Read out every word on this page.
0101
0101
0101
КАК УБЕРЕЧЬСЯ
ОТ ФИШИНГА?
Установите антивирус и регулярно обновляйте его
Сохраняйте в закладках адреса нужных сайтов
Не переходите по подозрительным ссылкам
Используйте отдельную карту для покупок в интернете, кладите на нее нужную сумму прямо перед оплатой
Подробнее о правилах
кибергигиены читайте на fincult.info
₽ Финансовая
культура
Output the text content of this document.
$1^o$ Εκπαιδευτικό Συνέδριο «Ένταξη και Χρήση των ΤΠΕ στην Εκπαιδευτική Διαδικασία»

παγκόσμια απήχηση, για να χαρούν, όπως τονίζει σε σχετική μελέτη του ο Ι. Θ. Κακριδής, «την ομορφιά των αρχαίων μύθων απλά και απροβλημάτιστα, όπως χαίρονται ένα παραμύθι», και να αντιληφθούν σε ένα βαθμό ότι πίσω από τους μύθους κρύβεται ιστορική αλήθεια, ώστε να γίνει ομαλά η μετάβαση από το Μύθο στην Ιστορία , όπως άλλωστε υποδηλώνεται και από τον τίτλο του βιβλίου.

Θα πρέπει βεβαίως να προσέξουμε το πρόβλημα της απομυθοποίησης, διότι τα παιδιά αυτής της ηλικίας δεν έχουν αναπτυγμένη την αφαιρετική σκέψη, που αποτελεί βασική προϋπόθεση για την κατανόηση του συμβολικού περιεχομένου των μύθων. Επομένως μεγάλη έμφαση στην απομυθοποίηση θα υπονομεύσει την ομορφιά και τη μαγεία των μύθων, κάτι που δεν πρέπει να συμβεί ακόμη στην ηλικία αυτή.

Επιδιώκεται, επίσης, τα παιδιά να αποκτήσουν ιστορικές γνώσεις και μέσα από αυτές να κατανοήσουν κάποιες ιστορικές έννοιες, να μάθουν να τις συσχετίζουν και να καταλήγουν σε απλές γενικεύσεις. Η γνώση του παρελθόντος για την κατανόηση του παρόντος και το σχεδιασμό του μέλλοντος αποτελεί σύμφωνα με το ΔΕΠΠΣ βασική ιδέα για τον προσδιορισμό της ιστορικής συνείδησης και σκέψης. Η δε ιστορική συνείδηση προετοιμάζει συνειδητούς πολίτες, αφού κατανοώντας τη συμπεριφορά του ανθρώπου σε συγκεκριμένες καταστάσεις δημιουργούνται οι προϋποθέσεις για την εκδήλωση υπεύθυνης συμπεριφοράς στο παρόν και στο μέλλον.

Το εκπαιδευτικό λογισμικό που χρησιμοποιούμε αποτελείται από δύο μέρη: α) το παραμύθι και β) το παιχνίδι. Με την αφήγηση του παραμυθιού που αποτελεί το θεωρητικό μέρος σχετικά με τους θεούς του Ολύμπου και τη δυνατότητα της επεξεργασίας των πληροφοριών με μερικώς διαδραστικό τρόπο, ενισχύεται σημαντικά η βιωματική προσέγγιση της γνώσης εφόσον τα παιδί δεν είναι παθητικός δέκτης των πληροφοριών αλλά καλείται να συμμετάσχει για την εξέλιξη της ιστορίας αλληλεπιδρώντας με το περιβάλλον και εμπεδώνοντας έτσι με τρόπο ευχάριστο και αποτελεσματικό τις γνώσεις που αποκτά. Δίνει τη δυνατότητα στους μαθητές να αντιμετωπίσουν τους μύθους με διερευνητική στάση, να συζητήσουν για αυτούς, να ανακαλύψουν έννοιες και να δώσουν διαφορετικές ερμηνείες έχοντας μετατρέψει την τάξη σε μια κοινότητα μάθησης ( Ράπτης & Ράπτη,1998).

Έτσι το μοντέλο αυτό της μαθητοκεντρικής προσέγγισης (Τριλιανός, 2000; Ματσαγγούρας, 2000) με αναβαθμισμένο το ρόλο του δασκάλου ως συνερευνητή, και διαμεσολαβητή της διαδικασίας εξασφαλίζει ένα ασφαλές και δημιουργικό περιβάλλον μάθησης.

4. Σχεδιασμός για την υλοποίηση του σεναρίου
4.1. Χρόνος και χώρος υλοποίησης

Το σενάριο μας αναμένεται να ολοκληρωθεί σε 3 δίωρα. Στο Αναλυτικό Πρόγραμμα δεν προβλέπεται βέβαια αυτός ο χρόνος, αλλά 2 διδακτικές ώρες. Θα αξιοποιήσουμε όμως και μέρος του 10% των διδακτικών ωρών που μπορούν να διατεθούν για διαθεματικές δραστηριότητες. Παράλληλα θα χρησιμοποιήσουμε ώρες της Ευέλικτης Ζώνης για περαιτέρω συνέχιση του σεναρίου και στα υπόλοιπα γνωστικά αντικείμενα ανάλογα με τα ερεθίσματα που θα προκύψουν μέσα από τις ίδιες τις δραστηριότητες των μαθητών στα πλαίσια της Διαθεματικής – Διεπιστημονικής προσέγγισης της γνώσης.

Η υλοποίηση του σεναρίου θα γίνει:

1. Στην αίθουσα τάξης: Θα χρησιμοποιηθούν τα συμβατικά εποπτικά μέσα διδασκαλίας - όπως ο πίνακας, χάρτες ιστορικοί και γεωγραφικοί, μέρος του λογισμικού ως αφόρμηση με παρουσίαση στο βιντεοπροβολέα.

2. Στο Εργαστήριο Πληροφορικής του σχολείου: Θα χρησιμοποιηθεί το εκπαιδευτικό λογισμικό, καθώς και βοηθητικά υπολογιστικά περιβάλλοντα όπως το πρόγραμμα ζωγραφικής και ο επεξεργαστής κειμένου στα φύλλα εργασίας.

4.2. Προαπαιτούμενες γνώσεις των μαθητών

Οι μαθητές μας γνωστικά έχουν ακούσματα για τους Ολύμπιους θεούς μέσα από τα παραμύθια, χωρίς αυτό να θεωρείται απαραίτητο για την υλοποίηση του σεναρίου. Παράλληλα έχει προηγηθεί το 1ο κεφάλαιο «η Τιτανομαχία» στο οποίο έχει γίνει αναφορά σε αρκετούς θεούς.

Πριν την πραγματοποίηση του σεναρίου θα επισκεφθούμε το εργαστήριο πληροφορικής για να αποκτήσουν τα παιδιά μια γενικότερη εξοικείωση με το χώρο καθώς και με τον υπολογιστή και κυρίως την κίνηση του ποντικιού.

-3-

- **REQUIREMENTS**: Please reproduce all of the entries exactly as they stand.

- **OUTPUT OF THE TASK**:
Read out every word on this page.
0101
0101
0101
КАК УБЕРЕЧЬСЯ
ОТ ФИШИНГА?
Установите антивирус и регулярно обновляйте его
Сохраняйте в закладках адреса нужных сайтов
Не переходите по подозрительным ссылкам
Используйте отдельную карту для покупок в интернете, кладите на нее нужную сумму прямо перед оплатой
Подробнее о правилах
кибергигиены читайте на fincult.info
₽ Финансовая
культура
Output the text content of this document.
$1^o$ Εκπαιδευτικό Συνέδριο «Ένταξη και Χρήση των ΤΠΕ στην Εκπαιδευτική Διαδικασία»

παγκόσμια απήχηση, για να χαρούν, όπως τονίζει σε σχετική μελέτη του ο Ι. Θ. Κακριδής, «την ομορφιά των αρχαίων μύθων απλά και απροβλημάτιστα, όπως χαίρονται ένα παραμύθι», και να αντιληφθούν σε ένα βαθμό ότι πίσω από τους μύθους κρύβεται ιστορική αλήθεια, ώστε να γίνει ομαλά η μετάβαση από το Μύθο στην Ιστορία , όπως άλλωστε υποδηλώνεται και από τον τίτλο του βιβλίου.

Θα πρέπει βεβαίως να προσέξουμε το πρόβλημα της απομυθοποίησης, διότι τα παιδιά αυτής της ηλικίας δεν έχουν αναπτυγμένη την αφαιρετική σκέψη, που αποτελεί βασική προϋπόθεση για την κατανόηση του συμβολικού περιεχομένου των μύθων. Επομένως μεγάλη έμφαση στην απομυθοποίηση θα υπονομεύσει την ομορφιά και τη μαγεία των μύθων, κάτι που δεν πρέπει να συμβεί ακόμη στην ηλικία αυτή.

Επιδιώκεται, επίσης, τα παιδιά να αποκτήσουν ιστορικές γνώσεις και μέσα από αυτές να κατανοήσουν κάποιες ιστορικές έννοιες, να μάθουν να τις συσχετίζουν και να καταλήγουν σε απλές γενικεύσεις. Η γνώση του παρελθόντος για την κατανόηση του παρόντος και το σχεδιασμό του μέλλοντος αποτελεί σύμφωνα με το ΔΕΠΠΣ βασική ιδέα για τον προσδιορισμό της ιστορικής συνείδησης και σκέψης. Η δε ιστορική συνείδηση προετοιμάζει συνειδητούς πολίτες, αφού κατανοώντας τη συμπεριφορά του ανθρώπου σε συγκεκριμένες καταστάσεις δημιουργούνται οι προϋποθέσεις για την εκδήλωση υπεύθυνης συμπεριφοράς στο παρόν και στο μέλλον.

Το εκπαιδευτικό λογισμικό που χρησιμοποιούμε αποτελείται από δύο μέρη: α) το παραμύθι και β) το παιχνίδι. Με την αφήγηση του παραμυθιού που αποτελεί το θεωρητικό μέρος σχετικά με τους θεούς του Ολύμπου και τη δυνατότητα της επεξεργασίας των πληροφοριών με μερικώς διαδραστικό τρόπο, ενισχύεται σημαντικά η βιωματική προσέγγιση της γνώσης εφόσον τα παιδί δεν είναι παθητικός δέκτης των πληροφοριών αλλά καλείται να συμμετάσχει για την εξέλιξη της ιστορίας αλληλεπιδρώντας με το περιβάλλον και εμπεδώνοντας έτσι με τρόπο ευχάριστο και αποτελεσματικό τις γνώσεις που αποκτά. Δίνει τη δυνατότητα στους μαθητές να αντιμετωπίσουν τους μύθους με διερευνητική στάση, να συζητήσουν για αυτούς, να ανακαλύψουν έννοιες και να δώσουν διαφορετικές ερμηνείες έχοντας μετατρέψει την τάξη σε μια κοινότητα μάθησης ( Ράπτης & Ράπτη,1998).

Έτσι το μοντέλο αυτό της μαθητοκεντρικής προσέγγισης (Τριλιανός, 2000; Ματσαγγούρας, 2000) με αναβαθμισμένο το ρόλο του δασκάλου ως συνερευνητή, και διαμεσολαβητή της διαδικασίας εξασφαλίζει ένα ασφαλές και δημιουργικό περιβάλλον μάθησης.

4. Σχεδιασμός για την υλοποίηση του σεναρίου
4.1. Χρόνος και χώρος υλοποίησης

Το σενάριο μας αναμένεται να ολοκληρωθεί σε 3 δίωρα. Στο Αναλυτικό Πρόγραμμα δεν προβλέπεται βέβαια αυτός ο χρόνος, αλλά 2 διδακτικές ώρες. Θα αξιοποιήσουμε όμως και μέρος του 10% των διδακτικών ωρών που μπορούν να διατεθούν για διαθεματικές δραστηριότητες. Παράλληλα θα χρησιμοποιήσουμε ώρες της Ευέλικτης Ζώνης για περαιτέρω συνέχιση του σεναρίου και στα υπόλοιπα γνωστικά αντικείμενα ανάλογα με τα ερεθίσματα που θα προκύψουν μέσα από τις ίδιες τις δραστηριότητες των μαθητών στα πλαίσια της Διαθεματικής – Διεπιστημονικής προσέγγισης της γνώσης.

Η υλοποίηση του σεναρίου θα γίνει:

1. Στην αίθουσα τάξης: Θα χρησιμοποιηθούν τα συμβατικά εποπτικά μέσα διδασκαλίας - όπως ο πίνακας, χάρτες ιστορικοί και γεωγραφικοί, μέρος του λογισμικού ως αφόρμηση με παρουσίαση στο βιντεοπροβολέα.

2. Στο Εργαστήριο Πληροφορικής του σχολείου: Θα χρησιμοποιηθεί το εκπαιδευτικό λογισμικό, καθώς και βοηθητικά υπολογιστικά περιβάλλοντα όπως το πρόγραμμα ζωγραφικής και ο επεξεργαστής κειμένου στα φύλλα εργασίας.

4.2. Προαπαιτούμενες γνώσεις των μαθητών

Οι μαθητές μας γνωστικά έχουν ακούσματα για τους Ολύμπιους θεούς μέσα από τα παραμύθια, χωρίς αυτό να θεωρείται απαραίτητο για την υλοποίηση του σεναρίου. Παράλληλα έχει προηγηθεί το 1ο κεφάλαιο «η Τιτανομαχία» στο οποίο έχει γίνει αναφορά σε αρκετούς θεούς.

Πριν την πραγματοποίηση του σεναρίου θα επισκεφθούμε το εργαστήριο πληροφορικής για να αποκτήσουν τα παιδιά μια γενικότερη εξοικείωση με το χώρο καθώς και με τον υπολογιστή και κυρίως την κίνηση του ποντικιού.

-3-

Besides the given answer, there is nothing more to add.